> EXERCISE INPUTS
%%
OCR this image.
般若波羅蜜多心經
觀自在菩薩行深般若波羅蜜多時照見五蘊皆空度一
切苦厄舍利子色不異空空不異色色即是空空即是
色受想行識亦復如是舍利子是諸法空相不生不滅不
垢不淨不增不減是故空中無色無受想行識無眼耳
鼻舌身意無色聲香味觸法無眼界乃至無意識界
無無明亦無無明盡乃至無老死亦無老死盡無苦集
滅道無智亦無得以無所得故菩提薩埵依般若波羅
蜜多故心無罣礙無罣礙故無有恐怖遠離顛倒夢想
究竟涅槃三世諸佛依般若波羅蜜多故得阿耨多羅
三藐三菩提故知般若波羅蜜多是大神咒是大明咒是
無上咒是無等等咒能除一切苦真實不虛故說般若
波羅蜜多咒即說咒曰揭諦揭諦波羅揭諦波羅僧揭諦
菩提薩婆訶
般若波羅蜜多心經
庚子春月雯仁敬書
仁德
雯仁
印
%%
> WHAT YOU HAVE TO DO
Write the data from above out again, exactly.

> RESULT OF THIS TASK
OCR this image.
般若波羅蜜多心經
觀自在菩薩行深般若波羅蜜多時照見五蘊皆空度一
切苦厄舍利子色不異空空不異色色即是空空即是
色受想行識亦復如是舍利子是諸法空相不生不滅不
垢不淨不增不減是故空中無色無受想行識無眼耳
鼻舌身意無色聲香味觸法無眼界乃至無意識界
無無明亦無無明盡乃至無老死亦無老死盡無苦集
滅道無智亦無得以無所得故菩提薩埵依般若波羅
蜜多故心無罣礙無罣礙故無有恐怖遠離顛倒夢想
究竟涅槃三世諸佛依般若波羅蜜多故得阿耨多羅
三藐三菩提故知般若波羅蜜多是大神咒是大明咒是
無上咒是無等等咒能除一切苦真實不虛故說般若
波羅蜜多咒即說咒曰揭諦揭諦波羅揭諦波羅僧揭諦
菩提薩婆訶
般若波羅蜜多心經
庚子春月雯仁敬書
仁德
雯仁
印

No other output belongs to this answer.